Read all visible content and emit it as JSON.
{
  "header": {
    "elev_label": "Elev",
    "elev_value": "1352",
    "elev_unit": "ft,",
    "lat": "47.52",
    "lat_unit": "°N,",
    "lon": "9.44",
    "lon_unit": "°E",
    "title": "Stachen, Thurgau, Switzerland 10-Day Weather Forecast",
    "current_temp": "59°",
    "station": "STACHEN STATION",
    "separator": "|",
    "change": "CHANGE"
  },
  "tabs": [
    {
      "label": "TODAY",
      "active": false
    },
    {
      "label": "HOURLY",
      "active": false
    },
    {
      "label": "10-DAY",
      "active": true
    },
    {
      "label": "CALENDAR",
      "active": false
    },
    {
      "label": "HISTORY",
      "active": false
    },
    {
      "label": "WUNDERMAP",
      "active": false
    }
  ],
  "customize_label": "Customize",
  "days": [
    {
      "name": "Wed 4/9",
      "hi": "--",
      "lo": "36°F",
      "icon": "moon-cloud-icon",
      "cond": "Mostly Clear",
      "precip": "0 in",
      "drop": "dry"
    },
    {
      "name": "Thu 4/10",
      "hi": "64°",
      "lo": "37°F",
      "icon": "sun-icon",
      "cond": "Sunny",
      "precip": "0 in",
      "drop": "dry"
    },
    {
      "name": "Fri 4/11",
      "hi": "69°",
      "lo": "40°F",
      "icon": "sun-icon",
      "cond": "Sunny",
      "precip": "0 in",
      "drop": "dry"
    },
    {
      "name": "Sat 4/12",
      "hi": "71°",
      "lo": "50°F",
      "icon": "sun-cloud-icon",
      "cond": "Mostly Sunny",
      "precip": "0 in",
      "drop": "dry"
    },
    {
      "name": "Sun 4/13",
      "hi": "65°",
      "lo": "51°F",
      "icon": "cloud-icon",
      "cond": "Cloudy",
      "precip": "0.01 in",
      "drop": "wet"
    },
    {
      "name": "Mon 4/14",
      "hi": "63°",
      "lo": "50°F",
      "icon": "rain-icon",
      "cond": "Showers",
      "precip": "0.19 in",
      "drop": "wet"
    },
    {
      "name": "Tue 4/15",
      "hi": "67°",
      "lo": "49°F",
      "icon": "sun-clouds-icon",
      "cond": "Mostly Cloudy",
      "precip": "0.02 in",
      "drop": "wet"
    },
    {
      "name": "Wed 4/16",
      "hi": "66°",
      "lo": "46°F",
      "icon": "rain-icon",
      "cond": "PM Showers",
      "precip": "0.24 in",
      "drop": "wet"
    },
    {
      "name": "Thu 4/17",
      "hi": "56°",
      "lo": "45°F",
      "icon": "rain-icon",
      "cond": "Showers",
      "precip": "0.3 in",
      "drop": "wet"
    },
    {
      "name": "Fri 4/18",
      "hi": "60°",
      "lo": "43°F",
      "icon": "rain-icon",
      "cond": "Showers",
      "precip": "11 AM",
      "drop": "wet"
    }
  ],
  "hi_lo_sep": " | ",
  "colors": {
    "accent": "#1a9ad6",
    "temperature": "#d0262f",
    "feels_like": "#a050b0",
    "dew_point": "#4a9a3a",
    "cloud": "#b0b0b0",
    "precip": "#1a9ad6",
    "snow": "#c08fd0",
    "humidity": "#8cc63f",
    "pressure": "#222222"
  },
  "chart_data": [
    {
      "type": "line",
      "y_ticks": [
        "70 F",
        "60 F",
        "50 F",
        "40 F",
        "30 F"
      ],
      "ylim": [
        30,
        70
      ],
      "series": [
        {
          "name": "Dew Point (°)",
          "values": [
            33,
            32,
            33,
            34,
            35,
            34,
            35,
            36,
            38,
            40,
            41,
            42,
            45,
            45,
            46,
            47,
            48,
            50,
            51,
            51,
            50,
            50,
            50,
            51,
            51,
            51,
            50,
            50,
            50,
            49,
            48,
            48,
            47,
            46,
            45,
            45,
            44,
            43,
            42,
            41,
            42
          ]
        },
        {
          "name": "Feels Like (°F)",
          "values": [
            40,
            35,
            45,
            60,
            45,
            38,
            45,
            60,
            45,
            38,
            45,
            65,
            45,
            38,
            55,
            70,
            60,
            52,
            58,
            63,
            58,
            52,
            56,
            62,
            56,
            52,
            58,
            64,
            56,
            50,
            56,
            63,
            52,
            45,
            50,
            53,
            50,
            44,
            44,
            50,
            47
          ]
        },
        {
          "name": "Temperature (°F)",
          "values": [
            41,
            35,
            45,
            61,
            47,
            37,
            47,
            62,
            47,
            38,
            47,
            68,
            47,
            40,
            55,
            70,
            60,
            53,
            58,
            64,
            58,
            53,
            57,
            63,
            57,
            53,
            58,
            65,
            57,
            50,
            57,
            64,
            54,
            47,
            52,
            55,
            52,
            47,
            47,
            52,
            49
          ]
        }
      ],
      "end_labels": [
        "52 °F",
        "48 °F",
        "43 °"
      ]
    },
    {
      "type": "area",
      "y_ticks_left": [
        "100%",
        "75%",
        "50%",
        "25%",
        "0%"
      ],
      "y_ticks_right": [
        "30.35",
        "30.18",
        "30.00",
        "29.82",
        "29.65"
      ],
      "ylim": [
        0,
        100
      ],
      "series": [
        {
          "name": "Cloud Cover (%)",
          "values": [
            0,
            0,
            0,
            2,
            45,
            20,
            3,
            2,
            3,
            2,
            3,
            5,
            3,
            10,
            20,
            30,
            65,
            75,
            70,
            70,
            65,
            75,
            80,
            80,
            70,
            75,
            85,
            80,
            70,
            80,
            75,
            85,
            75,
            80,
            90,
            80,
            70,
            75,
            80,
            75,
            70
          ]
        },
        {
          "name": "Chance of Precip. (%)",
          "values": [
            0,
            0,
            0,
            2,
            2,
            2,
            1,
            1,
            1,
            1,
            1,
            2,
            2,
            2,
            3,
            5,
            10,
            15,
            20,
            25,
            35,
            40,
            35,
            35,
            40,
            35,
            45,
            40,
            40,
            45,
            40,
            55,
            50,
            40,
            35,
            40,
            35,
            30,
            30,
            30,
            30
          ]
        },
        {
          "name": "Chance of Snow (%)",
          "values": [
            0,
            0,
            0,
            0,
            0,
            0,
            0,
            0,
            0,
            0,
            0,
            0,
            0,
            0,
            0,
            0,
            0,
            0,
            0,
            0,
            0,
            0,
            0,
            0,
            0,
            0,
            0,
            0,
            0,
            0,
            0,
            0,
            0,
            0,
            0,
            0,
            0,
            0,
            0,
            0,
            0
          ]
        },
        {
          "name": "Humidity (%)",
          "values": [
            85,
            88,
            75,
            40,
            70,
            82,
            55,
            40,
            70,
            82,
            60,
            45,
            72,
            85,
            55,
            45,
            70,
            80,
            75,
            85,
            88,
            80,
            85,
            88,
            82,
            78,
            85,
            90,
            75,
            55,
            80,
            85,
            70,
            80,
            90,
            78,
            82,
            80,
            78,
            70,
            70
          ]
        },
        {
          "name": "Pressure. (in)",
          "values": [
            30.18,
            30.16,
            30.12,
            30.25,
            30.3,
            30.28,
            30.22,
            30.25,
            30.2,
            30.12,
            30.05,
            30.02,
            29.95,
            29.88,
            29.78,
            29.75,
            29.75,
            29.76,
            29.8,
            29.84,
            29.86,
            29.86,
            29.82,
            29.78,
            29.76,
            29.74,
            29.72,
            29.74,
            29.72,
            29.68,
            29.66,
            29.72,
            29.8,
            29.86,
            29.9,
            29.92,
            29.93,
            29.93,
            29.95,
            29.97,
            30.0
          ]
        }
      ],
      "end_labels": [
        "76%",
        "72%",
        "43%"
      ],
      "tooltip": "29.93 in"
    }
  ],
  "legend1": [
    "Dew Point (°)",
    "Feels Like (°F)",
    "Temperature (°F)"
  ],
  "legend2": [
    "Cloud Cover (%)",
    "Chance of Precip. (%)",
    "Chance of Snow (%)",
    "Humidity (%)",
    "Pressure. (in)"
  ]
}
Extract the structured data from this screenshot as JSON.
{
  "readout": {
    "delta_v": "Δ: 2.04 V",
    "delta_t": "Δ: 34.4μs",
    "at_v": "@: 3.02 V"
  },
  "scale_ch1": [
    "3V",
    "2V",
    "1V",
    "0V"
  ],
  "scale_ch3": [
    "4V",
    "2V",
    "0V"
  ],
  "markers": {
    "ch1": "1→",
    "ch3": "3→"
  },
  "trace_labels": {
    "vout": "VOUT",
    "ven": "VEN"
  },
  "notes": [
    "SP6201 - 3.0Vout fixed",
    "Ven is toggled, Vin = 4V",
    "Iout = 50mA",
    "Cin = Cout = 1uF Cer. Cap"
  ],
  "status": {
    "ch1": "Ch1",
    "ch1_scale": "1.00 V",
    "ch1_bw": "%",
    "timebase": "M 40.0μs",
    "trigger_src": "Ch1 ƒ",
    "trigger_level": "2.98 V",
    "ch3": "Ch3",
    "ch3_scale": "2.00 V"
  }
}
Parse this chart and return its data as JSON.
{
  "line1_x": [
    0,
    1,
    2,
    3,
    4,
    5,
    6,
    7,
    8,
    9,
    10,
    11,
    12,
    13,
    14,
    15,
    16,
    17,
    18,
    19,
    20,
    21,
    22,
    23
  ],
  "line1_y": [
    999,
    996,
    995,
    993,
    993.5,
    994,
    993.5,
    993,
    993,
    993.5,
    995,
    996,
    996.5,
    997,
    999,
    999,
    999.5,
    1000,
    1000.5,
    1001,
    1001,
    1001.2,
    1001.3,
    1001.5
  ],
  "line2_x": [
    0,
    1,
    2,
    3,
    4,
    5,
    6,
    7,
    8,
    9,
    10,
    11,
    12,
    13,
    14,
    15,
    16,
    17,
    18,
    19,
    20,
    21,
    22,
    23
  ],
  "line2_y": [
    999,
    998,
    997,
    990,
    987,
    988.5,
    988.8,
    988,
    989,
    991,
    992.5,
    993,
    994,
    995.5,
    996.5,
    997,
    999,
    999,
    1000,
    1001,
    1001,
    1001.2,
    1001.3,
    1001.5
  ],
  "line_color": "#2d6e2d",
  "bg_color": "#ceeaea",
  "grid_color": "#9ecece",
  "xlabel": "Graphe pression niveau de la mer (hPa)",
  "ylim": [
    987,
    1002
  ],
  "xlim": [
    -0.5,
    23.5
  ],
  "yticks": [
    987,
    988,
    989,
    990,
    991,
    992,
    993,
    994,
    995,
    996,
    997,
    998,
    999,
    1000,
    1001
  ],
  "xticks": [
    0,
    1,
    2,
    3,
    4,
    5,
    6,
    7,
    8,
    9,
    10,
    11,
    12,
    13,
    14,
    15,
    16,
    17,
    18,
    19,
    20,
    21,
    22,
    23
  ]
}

- - - -

■ WHAT YOU NEED TO DO
Count each line where the string "JSON" occurs, and write only the number.

■ OUTPUT
3